Transcribe all the records with complete accuracy.

- - -

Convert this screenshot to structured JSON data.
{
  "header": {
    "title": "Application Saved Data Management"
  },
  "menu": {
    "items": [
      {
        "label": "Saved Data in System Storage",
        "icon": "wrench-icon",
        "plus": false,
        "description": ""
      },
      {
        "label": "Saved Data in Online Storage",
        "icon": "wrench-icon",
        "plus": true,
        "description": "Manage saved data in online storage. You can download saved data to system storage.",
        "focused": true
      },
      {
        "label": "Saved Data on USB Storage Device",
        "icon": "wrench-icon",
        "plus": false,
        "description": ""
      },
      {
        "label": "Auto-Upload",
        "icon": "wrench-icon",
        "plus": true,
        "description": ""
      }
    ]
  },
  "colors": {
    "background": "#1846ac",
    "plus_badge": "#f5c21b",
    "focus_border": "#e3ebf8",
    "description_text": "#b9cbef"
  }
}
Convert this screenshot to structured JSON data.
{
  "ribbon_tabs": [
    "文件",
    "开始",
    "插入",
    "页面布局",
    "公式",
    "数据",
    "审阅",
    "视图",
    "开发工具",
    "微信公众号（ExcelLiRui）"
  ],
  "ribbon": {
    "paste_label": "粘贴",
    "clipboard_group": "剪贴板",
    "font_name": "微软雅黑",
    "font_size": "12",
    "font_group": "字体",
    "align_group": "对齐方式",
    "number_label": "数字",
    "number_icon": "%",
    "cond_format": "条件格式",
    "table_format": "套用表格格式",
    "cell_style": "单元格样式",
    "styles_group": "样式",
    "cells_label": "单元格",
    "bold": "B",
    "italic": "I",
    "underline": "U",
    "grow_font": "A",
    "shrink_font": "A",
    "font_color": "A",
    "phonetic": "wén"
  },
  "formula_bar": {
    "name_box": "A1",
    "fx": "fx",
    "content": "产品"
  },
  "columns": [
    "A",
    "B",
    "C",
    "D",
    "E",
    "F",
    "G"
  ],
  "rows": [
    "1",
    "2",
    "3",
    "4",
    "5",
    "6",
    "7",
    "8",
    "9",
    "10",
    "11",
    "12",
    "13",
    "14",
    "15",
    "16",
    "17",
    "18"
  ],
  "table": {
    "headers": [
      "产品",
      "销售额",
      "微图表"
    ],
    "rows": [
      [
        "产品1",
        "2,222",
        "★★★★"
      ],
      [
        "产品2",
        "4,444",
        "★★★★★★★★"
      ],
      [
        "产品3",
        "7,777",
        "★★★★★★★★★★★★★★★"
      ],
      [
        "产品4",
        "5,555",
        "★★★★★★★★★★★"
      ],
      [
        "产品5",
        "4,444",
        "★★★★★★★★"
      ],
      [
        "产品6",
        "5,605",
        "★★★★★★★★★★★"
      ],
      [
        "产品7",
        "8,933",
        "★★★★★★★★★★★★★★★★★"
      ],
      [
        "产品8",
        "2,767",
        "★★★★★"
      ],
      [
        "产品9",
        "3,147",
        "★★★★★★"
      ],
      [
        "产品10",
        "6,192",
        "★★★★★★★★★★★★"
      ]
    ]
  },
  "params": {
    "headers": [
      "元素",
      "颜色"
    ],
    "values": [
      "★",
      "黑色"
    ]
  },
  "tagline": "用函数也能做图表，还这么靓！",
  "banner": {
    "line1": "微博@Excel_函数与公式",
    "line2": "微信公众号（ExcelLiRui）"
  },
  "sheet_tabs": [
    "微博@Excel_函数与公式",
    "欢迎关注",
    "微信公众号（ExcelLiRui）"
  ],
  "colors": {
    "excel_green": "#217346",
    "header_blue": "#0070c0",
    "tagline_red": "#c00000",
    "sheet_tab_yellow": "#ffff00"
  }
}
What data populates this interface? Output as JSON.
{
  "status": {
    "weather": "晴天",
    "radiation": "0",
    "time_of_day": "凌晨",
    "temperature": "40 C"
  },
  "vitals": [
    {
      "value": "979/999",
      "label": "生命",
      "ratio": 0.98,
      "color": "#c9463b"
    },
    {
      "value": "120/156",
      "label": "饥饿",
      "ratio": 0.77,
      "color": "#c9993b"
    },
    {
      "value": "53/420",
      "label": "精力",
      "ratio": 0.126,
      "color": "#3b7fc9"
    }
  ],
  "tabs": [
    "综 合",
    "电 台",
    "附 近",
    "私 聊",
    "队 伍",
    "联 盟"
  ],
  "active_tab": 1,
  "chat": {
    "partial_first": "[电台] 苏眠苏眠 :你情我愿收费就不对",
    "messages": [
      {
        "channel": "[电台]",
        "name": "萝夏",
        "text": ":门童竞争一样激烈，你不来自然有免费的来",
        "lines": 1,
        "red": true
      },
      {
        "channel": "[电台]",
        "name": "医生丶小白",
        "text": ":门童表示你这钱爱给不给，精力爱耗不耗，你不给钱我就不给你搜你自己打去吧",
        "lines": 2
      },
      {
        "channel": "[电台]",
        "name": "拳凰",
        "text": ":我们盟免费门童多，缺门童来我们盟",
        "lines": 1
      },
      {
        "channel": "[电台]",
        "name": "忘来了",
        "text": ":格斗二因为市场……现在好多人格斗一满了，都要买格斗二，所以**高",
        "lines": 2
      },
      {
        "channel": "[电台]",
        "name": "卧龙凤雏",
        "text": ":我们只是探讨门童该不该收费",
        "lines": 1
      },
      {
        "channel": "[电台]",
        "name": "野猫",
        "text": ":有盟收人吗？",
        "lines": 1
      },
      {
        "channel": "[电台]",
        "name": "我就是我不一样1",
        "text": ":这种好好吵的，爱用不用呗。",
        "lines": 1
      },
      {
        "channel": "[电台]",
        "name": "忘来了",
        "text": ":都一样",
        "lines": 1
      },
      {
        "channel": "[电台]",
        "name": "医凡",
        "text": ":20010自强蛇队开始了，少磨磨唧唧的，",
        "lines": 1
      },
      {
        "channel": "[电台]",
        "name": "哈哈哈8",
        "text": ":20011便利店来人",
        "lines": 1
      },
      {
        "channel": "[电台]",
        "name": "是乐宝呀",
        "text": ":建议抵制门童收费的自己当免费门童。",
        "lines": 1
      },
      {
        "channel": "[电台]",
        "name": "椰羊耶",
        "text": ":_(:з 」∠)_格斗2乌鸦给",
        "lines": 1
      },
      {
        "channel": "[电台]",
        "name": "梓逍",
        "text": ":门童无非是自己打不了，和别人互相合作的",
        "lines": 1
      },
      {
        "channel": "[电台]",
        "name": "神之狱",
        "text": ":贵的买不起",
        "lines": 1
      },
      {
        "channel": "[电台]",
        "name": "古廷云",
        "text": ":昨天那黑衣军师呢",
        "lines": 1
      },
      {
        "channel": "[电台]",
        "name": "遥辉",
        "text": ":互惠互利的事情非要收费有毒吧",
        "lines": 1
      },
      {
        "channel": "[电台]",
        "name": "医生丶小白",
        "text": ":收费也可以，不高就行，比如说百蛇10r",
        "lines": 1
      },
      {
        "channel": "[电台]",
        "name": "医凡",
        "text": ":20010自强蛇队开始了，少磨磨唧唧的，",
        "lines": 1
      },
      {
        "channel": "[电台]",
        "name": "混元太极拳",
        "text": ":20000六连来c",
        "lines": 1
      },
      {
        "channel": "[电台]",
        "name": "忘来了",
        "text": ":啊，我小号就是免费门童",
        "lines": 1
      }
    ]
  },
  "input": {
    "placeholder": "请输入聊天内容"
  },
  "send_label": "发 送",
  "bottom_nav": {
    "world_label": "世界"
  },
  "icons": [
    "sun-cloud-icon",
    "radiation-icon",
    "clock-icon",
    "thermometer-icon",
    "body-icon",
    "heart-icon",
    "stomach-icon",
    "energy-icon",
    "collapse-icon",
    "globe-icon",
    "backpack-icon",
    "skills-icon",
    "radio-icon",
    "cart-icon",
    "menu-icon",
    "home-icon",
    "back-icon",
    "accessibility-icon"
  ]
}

- - -

Task solution
Convert this screenshot to structured JSON data.
{
  "header": {
    "title": "Application Saved Data Management"
  },
  "menu": {
    "items": [
      {
        "label": "Saved Data in System Storage",
        "icon": "wrench-icon",
        "plus": false,
        "description": ""
      },
      {
        "label": "Saved Data in Online Storage",
        "icon": "wrench-icon",
        "plus": true,
        "description": "Manage saved data in online storage. You can download saved data to system storage.",
        "focused": true
      },
      {
        "label": "Saved Data on USB Storage Device",
        "icon": "wrench-icon",
        "plus": false,
        "description": ""
      },
      {
        "label": "Auto-Upload",
        "icon": "wrench-icon",
        "plus": true,
        "description": ""
      }
    ]
  },
  "colors": {
    "background": "#1846ac",
    "plus_badge": "#f5c21b",
    "focus_border": "#e3ebf8",
    "description_text": "#b9cbef"
  }
}
Convert this screenshot to structured JSON data.
{
  "ribbon_tabs": [
    "文件",
    "开始",
    "插入",
    "页面布局",
    "公式",
    "数据",
    "审阅",
    "视图",
    "开发工具",
    "微信公众号（ExcelLiRui）"
  ],
  "ribbon": {
    "paste_label": "粘贴",
    "clipboard_group": "剪贴板",
    "font_name": "微软雅黑",
    "font_size": "12",
    "font_group": "字体",
    "align_group": "对齐方式",
    "number_label": "数字",
    "number_icon": "%",
    "cond_format": "条件格式",
    "table_format": "套用表格格式",
    "cell_style": "单元格样式",
    "styles_group": "样式",
    "cells_label": "单元格",
    "bold": "B",
    "italic": "I",
    "underline": "U",
    "grow_font": "A",
    "shrink_font": "A",
    "font_color": "A",
    "phonetic": "wén"
  },
  "formula_bar": {
    "name_box": "A1",
    "fx": "fx",
    "content": "产品"
  },
  "columns": [
    "A",
    "B",
    "C",
    "D",
    "E",
    "F",
    "G"
  ],
  "rows": [
    "1",
    "2",
    "3",
    "4",
    "5",
    "6",
    "7",
    "8",
    "9",
    "10",
    "11",
    "12",
    "13",
    "14",
    "15",
    "16",
    "17",
    "18"
  ],
  "table": {
    "headers": [
      "产品",
      "销售额",
      "微图表"
    ],
    "rows": [
      [
        "产品1",
        "2,222",
        "★★★★"
      ],
      [
        "产品2",
        "4,444",
        "★★★★★★★★"
      ],
      [
        "产品3",
        "7,777",
        "★★★★★★★★★★★★★★★"
      ],
      [
        "产品4",
        "5,555",
        "★★★★★★★★★★★"
      ],
      [
        "产品5",
        "4,444",
        "★★★★★★★★"
      ],
      [
        "产品6",
        "5,605",
        "★★★★★★★★★★★"
      ],
      [
        "产品7",
        "8,933",
        "★★★★★★★★★★★★★★★★★"
      ],
      [
        "产品8",
        "2,767",
        "★★★★★"
      ],
      [
        "产品9",
        "3,147",
        "★★★★★★"
      ],
      [
        "产品10",
        "6,192",
        "★★★★★★★★★★★★"
      ]
    ]
  },
  "params": {
    "headers": [
      "元素",
      "颜色"
    ],
    "values": [
      "★",
      "黑色"
    ]
  },
  "tagline": "用函数也能做图表，还这么靓！",
  "banner": {
    "line1": "微博@Excel_函数与公式",
    "line2": "微信公众号（ExcelLiRui）"
  },
  "sheet_tabs": [
    "微博@Excel_函数与公式",
    "欢迎关注",
    "微信公众号（ExcelLiRui）"
  ],
  "colors": {
    "excel_green": "#217346",
    "header_blue": "#0070c0",
    "tagline_red": "#c00000",
    "sheet_tab_yellow": "#ffff00"
  }
}
What data populates this interface? Output as JSON.
{
  "status": {
    "weather": "晴天",
    "radiation": "0",
    "time_of_day": "凌晨",
    "temperature": "40 C"
  },
  "vitals": [
    {
      "value": "979/999",
      "label": "生命",
      "ratio": 0.98,
      "color": "#c9463b"
    },
    {
      "value": "120/156",
      "label": "饥饿",
      "ratio": 0.77,
      "color": "#c9993b"
    },
    {
      "value": "53/420",
      "label": "精力",
      "ratio": 0.126,
      "color": "#3b7fc9"
    }
  ],
  "tabs": [
    "综 合",
    "电 台",
    "附 近",
    "私 聊",
    "队 伍",
    "联 盟"
  ],
  "active_tab": 1,
  "chat": {
    "partial_first": "[电台] 苏眠苏眠 :你情我愿收费就不对",
    "messages": [
      {
        "channel": "[电台]",
        "name": "萝夏",
        "text": ":门童竞争一样激烈，你不来自然有免费的来",
        "lines": 1,
        "red": true
      },
      {
        "channel": "[电台]",
        "name": "医生丶小白",
        "text": ":门童表示你这钱爱给不给，精力爱耗不耗，你不给钱我就不给你搜你自己打去吧",
        "lines": 2
      },
      {
        "channel": "[电台]",
        "name": "拳凰",
        "text": ":我们盟免费门童多，缺门童来我们盟",
        "lines": 1
      },
      {
        "channel": "[电台]",
        "name": "忘来了",
        "text": ":格斗二因为市场……现在好多人格斗一满了，都要买格斗二，所以**高",
        "lines": 2
      },
      {
        "channel": "[电台]",
        "name": "卧龙凤雏",
        "text": ":我们只是探讨门童该不该收费",
        "lines": 1
      },
      {
        "channel": "[电台]",
        "name": "野猫",
        "text": ":有盟收人吗？",
        "lines": 1
      },
      {
        "channel": "[电台]",
        "name": "我就是我不一样1",
        "text": ":这种好好吵的，爱用不用呗。",
        "lines": 1
      },
      {
        "channel": "[电台]",
        "name": "忘来了",
        "text": ":都一样",
        "lines": 1
      },
      {
        "channel": "[电台]",
        "name": "医凡",
        "text": ":20010自强蛇队开始了，少磨磨唧唧的，",
        "lines": 1
      },
      {
        "channel": "[电台]",
        "name": "哈哈哈8",
        "text": ":20011便利店来人",
        "lines": 1
      },
      {
        "channel": "[电台]",
        "name": "是乐宝呀",
        "text": ":建议抵制门童收费的自己当免费门童。",
        "lines": 1
      },
      {
        "channel": "[电台]",
        "name": "椰羊耶",
        "text": ":_(:з 」∠)_格斗2乌鸦给",
        "lines": 1
      },
      {
        "channel": "[电台]",
        "name": "梓逍",
        "text": ":门童无非是自己打不了，和别人互相合作的",
        "lines": 1
      },
      {
        "channel": "[电台]",
        "name": "神之狱",
        "text": ":贵的买不起",
        "lines": 1
      },
      {
        "channel": "[电台]",
        "name": "古廷云",
        "text": ":昨天那黑衣军师呢",
        "lines": 1
      },
      {
        "channel": "[电台]",
        "name": "遥辉",
        "text": ":互惠互利的事情非要收费有毒吧",
        "lines": 1
      },
      {
        "channel": "[电台]",
        "name": "医生丶小白",
        "text": ":收费也可以，不高就行，比如说百蛇10r",
        "lines": 1
      },
      {
        "channel": "[电台]",
        "name": "医凡",
        "text": ":20010自强蛇队开始了，少磨磨唧唧的，",
        "lines": 1
      },
      {
        "channel": "[电台]",
        "name": "混元太极拳",
        "text": ":20000六连来c",
        "lines": 1
      },
      {
        "channel": "[电台]",
        "name": "忘来了",
        "text": ":啊，我小号就是免费门童",
        "lines": 1
      }
    ]
  },
  "input": {
    "placeholder": "请输入聊天内容"
  },
  "send_label": "发 送",
  "bottom_nav": {
    "world_label": "世界"
  },
  "icons": [
    "sun-cloud-icon",
    "radiation-icon",
    "clock-icon",
    "thermometer-icon",
    "body-icon",
    "heart-icon",
    "stomach-icon",
    "energy-icon",
    "collapse-icon",
    "globe-icon",
    "backpack-icon",
    "skills-icon",
    "radio-icon",
    "cart-icon",
    "menu-icon",
    "home-icon",
    "back-icon",
    "accessibility-icon"
  ]
}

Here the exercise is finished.